◆ **DATA ROWS**
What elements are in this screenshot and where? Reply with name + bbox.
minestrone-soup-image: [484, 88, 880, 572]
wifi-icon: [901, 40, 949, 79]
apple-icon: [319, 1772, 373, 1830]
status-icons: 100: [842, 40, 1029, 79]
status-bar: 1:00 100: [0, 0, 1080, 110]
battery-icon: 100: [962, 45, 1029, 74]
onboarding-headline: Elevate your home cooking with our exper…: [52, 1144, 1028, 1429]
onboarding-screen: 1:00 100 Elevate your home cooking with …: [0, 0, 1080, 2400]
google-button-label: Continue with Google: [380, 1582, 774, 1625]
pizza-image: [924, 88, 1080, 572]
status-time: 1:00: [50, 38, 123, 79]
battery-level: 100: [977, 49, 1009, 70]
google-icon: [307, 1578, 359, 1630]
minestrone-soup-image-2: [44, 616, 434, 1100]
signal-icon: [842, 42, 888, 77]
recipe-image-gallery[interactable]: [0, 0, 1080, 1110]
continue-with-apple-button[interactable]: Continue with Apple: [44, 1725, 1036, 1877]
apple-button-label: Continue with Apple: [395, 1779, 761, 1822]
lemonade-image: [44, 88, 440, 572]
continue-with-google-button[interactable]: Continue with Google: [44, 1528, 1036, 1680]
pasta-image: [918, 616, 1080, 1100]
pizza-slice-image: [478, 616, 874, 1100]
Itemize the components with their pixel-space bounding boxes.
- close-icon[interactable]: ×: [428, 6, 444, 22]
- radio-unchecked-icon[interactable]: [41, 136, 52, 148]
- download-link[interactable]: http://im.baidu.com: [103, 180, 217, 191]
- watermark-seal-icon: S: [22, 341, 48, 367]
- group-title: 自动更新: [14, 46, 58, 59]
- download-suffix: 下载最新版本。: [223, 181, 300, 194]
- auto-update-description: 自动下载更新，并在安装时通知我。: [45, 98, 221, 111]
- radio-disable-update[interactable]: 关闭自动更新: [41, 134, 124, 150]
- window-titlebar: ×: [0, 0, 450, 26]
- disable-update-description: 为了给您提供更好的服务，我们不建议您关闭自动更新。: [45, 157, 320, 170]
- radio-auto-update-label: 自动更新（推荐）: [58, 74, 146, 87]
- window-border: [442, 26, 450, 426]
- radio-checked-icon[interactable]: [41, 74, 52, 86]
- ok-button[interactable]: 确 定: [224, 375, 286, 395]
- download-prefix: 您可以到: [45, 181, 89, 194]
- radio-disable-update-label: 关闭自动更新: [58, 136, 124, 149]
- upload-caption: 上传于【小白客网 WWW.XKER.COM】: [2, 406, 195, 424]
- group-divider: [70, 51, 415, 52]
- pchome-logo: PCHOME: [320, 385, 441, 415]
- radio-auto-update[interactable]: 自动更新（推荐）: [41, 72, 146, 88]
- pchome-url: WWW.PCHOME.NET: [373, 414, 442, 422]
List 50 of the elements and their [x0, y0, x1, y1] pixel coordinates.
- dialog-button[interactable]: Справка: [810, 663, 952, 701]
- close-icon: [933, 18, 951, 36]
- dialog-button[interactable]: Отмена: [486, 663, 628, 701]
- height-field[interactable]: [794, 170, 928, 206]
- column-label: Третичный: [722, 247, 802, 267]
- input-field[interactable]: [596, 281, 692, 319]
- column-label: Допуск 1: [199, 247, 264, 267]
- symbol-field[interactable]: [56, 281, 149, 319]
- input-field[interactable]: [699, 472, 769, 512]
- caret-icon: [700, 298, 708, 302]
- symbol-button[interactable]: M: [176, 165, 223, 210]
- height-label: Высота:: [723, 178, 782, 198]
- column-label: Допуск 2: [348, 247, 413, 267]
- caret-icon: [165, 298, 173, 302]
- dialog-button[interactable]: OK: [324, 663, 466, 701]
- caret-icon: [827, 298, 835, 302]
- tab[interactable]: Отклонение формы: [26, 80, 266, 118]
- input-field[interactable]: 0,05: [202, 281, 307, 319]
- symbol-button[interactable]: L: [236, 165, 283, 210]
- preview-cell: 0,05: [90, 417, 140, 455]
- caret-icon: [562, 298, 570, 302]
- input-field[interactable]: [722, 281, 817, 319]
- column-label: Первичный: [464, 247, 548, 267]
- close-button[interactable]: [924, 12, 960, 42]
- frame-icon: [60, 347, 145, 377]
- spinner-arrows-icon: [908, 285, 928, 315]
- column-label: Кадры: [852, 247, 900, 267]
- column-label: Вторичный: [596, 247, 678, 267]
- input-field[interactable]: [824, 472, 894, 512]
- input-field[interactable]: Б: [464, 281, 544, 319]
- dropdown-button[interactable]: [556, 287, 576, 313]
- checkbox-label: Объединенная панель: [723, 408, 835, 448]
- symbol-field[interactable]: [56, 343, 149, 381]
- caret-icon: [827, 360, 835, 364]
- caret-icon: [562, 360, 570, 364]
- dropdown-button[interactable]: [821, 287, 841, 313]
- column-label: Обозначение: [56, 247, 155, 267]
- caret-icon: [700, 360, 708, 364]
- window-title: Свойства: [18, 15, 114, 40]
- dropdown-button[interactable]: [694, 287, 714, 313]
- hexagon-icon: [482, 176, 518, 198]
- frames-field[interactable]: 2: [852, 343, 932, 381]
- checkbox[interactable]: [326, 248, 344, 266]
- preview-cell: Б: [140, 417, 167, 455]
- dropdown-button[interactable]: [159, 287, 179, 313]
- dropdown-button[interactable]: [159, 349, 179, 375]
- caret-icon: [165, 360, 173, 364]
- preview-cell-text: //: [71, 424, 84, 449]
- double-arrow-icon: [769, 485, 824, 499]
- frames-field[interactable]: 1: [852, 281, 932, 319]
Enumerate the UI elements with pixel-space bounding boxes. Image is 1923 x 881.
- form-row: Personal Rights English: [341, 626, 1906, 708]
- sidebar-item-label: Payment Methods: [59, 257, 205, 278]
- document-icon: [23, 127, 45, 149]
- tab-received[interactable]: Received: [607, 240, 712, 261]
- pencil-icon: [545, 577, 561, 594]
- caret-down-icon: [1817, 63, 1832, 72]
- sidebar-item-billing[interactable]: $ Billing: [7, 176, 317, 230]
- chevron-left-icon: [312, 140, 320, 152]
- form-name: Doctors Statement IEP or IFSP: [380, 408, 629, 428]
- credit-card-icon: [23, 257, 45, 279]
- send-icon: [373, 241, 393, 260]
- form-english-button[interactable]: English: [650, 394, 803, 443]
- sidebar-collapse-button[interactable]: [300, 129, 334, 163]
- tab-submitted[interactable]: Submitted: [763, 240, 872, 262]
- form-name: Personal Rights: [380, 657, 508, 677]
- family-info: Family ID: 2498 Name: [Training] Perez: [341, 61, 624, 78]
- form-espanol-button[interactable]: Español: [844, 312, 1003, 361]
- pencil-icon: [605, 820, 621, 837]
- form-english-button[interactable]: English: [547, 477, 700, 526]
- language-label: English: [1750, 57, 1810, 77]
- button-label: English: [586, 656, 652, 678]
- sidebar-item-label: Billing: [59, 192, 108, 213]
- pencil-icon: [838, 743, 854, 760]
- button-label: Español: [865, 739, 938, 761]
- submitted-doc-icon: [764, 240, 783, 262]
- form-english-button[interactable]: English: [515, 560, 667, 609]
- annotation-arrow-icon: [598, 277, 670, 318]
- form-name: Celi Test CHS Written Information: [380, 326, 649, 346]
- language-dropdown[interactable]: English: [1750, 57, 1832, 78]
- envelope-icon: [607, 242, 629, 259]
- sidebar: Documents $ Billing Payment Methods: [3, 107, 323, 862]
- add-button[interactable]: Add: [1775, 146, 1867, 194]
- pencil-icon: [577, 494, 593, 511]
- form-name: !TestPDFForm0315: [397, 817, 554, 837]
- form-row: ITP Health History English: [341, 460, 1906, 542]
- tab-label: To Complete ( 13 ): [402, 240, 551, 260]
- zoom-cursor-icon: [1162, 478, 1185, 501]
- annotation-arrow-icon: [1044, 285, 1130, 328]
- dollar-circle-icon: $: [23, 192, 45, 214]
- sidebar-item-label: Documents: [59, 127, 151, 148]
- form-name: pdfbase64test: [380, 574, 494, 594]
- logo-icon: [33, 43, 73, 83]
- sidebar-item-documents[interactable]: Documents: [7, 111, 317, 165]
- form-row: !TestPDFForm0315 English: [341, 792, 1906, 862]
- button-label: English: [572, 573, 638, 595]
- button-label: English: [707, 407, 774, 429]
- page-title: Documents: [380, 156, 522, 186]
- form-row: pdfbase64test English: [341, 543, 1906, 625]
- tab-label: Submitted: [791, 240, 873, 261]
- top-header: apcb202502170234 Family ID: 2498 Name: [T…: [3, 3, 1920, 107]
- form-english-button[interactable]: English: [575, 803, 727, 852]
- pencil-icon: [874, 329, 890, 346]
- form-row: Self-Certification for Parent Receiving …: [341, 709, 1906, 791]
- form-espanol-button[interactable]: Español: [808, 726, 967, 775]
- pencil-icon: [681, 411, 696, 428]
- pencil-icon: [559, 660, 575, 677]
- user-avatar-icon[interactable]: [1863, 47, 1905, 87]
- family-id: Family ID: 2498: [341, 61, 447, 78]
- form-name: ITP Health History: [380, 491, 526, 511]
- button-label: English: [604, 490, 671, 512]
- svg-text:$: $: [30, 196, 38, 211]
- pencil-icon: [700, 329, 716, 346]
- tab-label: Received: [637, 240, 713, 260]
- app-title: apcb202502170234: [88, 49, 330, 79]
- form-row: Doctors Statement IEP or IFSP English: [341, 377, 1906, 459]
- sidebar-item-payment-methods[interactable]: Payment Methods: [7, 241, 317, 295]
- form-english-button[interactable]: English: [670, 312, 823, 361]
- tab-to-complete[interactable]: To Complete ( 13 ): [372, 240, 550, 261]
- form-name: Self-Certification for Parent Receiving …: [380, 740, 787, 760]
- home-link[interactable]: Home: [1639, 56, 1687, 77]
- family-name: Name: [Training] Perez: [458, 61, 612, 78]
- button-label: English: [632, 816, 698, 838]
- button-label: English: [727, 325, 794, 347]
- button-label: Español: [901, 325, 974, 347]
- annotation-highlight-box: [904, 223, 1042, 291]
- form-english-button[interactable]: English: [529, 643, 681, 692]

◆ **INSTRUCTIONS TO FOLLOW**
Reproduce the entries without alteration, from their first line through the line containing "- group-title: 自动更新: [14, 46, 58, 59]", including that line.

◆ **RESULT OF THE EXERCISE**
What elements are in this screenshot and where? Reply with name + bbox.
minestrone-soup-image: [484, 88, 880, 572]
wifi-icon: [901, 40, 949, 79]
apple-icon: [319, 1772, 373, 1830]
status-icons: 100: [842, 40, 1029, 79]
status-bar: 1:00 100: [0, 0, 1080, 110]
battery-icon: 100: [962, 45, 1029, 74]
onboarding-headline: Elevate your home cooking with our exper…: [52, 1144, 1028, 1429]
onboarding-screen: 1:00 100 Elevate your home cooking with …: [0, 0, 1080, 2400]
google-button-label: Continue with Google: [380, 1582, 774, 1625]
pizza-image: [924, 88, 1080, 572]
status-time: 1:00: [50, 38, 123, 79]
battery-level: 100: [977, 49, 1009, 70]
google-icon: [307, 1578, 359, 1630]
minestrone-soup-image-2: [44, 616, 434, 1100]
signal-icon: [842, 42, 888, 77]
recipe-image-gallery[interactable]: [0, 0, 1080, 1110]
continue-with-apple-button[interactable]: Continue with Apple: [44, 1725, 1036, 1877]
apple-button-label: Continue with Apple: [395, 1779, 761, 1822]
lemonade-image: [44, 88, 440, 572]
continue-with-google-button[interactable]: Continue with Google: [44, 1528, 1036, 1680]
pasta-image: [918, 616, 1080, 1100]
pizza-slice-image: [478, 616, 874, 1100]
Itemize the components with their pixel-space bounding boxes.
- close-icon[interactable]: ×: [428, 6, 444, 22]
- radio-unchecked-icon[interactable]: [41, 136, 52, 148]
- download-link[interactable]: http://im.baidu.com: [103, 180, 217, 191]
- watermark-seal-icon: S: [22, 341, 48, 367]
- group-title: 自动更新: [14, 46, 58, 59]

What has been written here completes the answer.